AIM = Render the following material again verbatim, leaving nothing out.

RECORD SET =
· · · · ·

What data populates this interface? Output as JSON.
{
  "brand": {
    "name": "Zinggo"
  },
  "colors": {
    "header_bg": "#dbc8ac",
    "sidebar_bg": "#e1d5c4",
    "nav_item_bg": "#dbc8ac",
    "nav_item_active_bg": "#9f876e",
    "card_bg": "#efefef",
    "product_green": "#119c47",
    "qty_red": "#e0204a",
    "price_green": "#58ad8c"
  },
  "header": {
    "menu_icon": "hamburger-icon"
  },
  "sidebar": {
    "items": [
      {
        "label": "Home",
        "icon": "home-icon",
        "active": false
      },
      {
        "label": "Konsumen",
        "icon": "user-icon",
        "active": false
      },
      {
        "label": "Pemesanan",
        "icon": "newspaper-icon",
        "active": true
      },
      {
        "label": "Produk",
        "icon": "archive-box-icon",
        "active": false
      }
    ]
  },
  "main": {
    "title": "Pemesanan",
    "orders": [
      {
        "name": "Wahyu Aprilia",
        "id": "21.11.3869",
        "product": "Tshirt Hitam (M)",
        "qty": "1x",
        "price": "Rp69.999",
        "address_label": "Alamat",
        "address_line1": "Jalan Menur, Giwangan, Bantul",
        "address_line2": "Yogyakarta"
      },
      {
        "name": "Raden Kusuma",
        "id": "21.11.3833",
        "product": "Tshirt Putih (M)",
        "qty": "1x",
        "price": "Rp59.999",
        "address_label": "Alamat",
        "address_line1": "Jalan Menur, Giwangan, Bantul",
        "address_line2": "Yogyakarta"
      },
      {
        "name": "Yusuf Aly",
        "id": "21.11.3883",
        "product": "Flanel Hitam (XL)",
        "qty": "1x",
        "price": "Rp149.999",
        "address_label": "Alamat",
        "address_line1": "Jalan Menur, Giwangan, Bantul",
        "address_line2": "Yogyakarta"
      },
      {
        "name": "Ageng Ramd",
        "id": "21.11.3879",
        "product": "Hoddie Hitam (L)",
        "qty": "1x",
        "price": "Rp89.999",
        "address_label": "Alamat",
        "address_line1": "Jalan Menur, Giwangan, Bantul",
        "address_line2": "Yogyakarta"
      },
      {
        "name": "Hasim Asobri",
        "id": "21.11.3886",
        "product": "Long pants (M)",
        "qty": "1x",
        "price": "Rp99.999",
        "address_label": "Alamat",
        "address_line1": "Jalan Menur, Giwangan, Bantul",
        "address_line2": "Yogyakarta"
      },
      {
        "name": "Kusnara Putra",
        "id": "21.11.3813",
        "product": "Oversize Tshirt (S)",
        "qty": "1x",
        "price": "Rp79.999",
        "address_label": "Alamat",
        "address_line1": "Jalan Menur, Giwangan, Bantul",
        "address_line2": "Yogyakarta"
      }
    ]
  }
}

· · · · ·

THE SOLUTION =
What data populates this interface? Output as JSON.
{
  "brand": {
    "name": "Zinggo"
  },
  "colors": {
    "header_bg": "#dbc8ac",
    "sidebar_bg": "#e1d5c4",
    "nav_item_bg": "#dbc8ac",
    "nav_item_active_bg": "#9f876e",
    "card_bg": "#efefef",
    "product_green": "#119c47",
    "qty_red": "#e0204a",
    "price_green": "#58ad8c"
  },
  "header": {
    "menu_icon": "hamburger-icon"
  },
  "sidebar": {
    "items": [
      {
        "label": "Home",
        "icon": "home-icon",
        "active": false
      },
      {
        "label": "Konsumen",
        "icon": "user-icon",
        "active": false
      },
      {
        "label": "Pemesanan",
        "icon": "newspaper-icon",
        "active": true
      },
      {
        "label": "Produk",
        "icon": "archive-box-icon",
        "active": false
      }
    ]
  },
  "main": {
    "title": "Pemesanan",
    "orders": [
      {
        "name": "Wahyu Aprilia",
        "id": "21.11.3869",
        "product": "Tshirt Hitam (M)",
        "qty": "1x",
        "price": "Rp69.999",
        "address_label": "Alamat",
        "address_line1": "Jalan Menur, Giwangan, Bantul",
        "address_line2": "Yogyakarta"
      },
      {
        "name": "Raden Kusuma",
        "id": "21.11.3833",
        "product": "Tshirt Putih (M)",
        "qty": "1x",
        "price": "Rp59.999",
        "address_label": "Alamat",
        "address_line1": "Jalan Menur, Giwangan, Bantul",
        "address_line2": "Yogyakarta"
      },
      {
        "name": "Yusuf Aly",
        "id": "21.11.3883",
        "product": "Flanel Hitam (XL)",
        "qty": "1x",
        "price": "Rp149.999",
        "address_label": "Alamat",
        "address_line1": "Jalan Menur, Giwangan, Bantul",
        "address_line2": "Yogyakarta"
      },
      {
        "name": "Ageng Ramd",
        "id": "21.11.3879",
        "product": "Hoddie Hitam (L)",
        "qty": "1x",
        "price": "Rp89.999",
        "address_label": "Alamat",
        "address_line1": "Jalan Menur, Giwangan, Bantul",
        "address_line2": "Yogyakarta"
      },
      {
        "name": "Hasim Asobri",
        "id": "21.11.3886",
        "product": "Long pants (M)",
        "qty": "1x",
        "price": "Rp99.999",
        "address_label": "Alamat",
        "address_line1": "Jalan Menur, Giwangan, Bantul",
        "address_line2": "Yogyakarta"
      },
      {
        "name": "Kusnara Putra",
        "id": "21.11.3813",
        "product": "Oversize Tshirt (S)",
        "qty": "1x",
        "price": "Rp79.999",
        "address_label": "Alamat",
        "address_line1": "Jalan Menur, Giwangan, Bantul",
        "address_line2": "Yogyakarta"
      }
    ]
  }
}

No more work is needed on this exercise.